**WRITTEN TASK**
Only the number is wanted: count the lines in the data with "kleine" in them.

[A block of data]
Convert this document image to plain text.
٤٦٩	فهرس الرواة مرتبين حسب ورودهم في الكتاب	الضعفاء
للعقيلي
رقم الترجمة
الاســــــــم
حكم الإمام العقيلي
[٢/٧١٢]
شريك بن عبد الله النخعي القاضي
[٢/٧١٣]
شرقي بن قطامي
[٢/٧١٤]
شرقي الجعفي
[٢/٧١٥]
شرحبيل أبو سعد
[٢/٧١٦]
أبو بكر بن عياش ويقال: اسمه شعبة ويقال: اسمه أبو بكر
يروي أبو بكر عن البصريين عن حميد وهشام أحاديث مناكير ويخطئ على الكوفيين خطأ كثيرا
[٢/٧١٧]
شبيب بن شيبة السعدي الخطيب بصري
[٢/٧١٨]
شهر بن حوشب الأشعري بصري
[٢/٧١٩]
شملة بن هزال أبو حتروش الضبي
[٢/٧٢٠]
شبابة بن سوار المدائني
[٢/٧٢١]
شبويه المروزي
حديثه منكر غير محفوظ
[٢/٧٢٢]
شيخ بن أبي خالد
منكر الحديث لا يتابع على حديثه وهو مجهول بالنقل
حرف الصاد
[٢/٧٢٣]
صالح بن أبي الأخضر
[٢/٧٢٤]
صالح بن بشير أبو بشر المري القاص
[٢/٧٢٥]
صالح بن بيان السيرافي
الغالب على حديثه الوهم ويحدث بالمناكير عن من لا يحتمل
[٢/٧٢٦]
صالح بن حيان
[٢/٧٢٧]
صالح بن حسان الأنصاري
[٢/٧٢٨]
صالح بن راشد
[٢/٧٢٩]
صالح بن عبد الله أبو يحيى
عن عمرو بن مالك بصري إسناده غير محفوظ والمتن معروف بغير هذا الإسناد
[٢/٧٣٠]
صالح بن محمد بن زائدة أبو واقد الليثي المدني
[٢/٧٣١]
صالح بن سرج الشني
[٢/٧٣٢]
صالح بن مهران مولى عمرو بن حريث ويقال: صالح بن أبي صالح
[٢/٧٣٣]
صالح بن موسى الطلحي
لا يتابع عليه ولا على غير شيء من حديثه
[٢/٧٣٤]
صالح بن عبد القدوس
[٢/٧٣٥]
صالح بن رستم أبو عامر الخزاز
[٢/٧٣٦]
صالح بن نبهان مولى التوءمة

...

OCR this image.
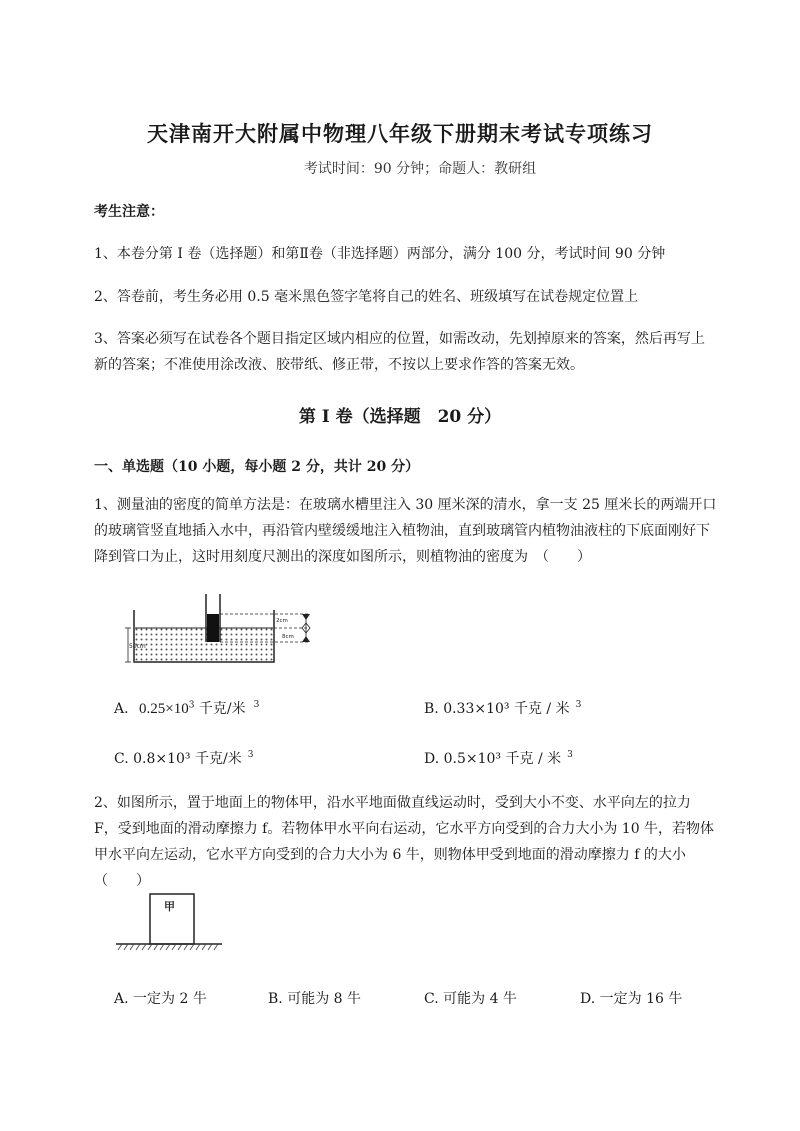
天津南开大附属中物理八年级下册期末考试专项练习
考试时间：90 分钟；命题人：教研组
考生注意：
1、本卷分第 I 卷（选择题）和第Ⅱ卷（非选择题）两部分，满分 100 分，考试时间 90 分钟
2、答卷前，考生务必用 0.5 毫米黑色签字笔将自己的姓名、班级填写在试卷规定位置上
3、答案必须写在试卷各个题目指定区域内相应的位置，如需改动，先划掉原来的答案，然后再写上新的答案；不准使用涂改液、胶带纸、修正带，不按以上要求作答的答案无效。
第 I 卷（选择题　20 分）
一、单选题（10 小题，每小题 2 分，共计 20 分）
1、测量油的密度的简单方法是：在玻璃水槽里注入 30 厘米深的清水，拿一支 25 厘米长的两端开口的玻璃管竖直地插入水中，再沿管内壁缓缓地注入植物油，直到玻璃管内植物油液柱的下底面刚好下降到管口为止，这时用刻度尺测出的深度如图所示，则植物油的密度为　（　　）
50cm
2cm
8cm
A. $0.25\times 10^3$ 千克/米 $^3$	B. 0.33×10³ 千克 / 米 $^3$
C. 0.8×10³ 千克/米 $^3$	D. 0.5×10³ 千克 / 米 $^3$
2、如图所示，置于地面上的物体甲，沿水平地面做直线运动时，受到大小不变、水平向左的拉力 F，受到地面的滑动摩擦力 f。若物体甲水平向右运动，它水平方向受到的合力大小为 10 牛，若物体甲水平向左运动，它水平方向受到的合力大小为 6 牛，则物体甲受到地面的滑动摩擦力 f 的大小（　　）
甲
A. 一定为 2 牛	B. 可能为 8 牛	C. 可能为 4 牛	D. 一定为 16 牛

---

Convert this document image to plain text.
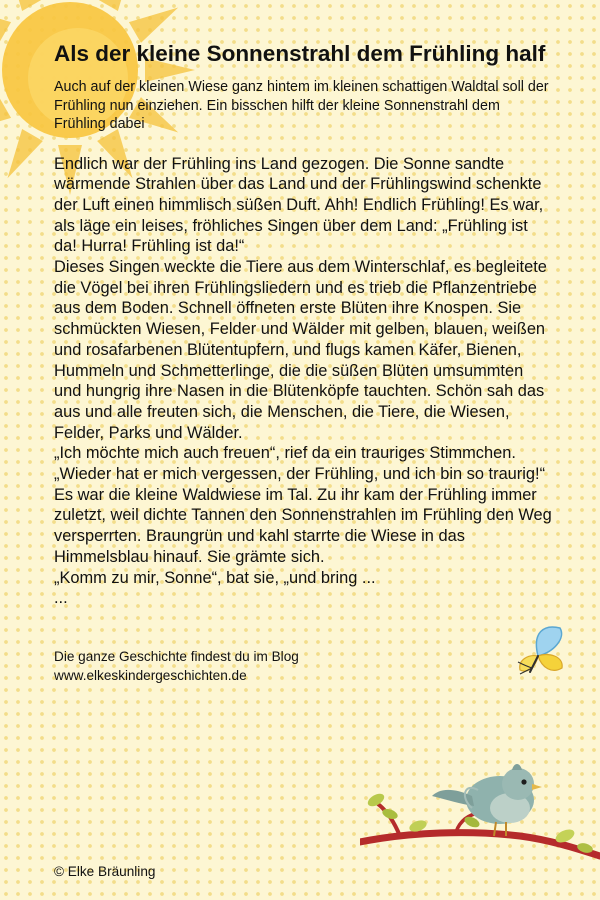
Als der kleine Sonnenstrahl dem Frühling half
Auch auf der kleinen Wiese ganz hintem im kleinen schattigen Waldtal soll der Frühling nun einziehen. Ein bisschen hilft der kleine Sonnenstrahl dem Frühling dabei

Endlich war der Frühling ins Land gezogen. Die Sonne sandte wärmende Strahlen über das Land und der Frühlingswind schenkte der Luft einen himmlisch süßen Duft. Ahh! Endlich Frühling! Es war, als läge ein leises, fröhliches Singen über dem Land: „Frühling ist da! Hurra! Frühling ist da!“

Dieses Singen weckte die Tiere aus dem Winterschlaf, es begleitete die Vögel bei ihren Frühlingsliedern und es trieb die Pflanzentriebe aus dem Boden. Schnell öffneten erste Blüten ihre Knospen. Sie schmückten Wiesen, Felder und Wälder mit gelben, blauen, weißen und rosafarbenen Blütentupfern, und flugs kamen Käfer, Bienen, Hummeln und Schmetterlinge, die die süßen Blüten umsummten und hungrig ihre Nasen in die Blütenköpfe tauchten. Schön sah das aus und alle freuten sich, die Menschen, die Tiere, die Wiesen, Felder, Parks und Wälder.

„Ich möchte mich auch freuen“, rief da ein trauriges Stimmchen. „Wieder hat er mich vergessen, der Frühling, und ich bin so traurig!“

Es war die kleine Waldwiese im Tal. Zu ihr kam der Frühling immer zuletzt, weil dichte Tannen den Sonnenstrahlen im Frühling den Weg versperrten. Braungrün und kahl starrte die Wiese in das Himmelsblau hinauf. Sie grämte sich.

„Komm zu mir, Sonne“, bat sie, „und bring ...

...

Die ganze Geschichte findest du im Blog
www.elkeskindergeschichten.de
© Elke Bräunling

**TASK RESPONSE**
3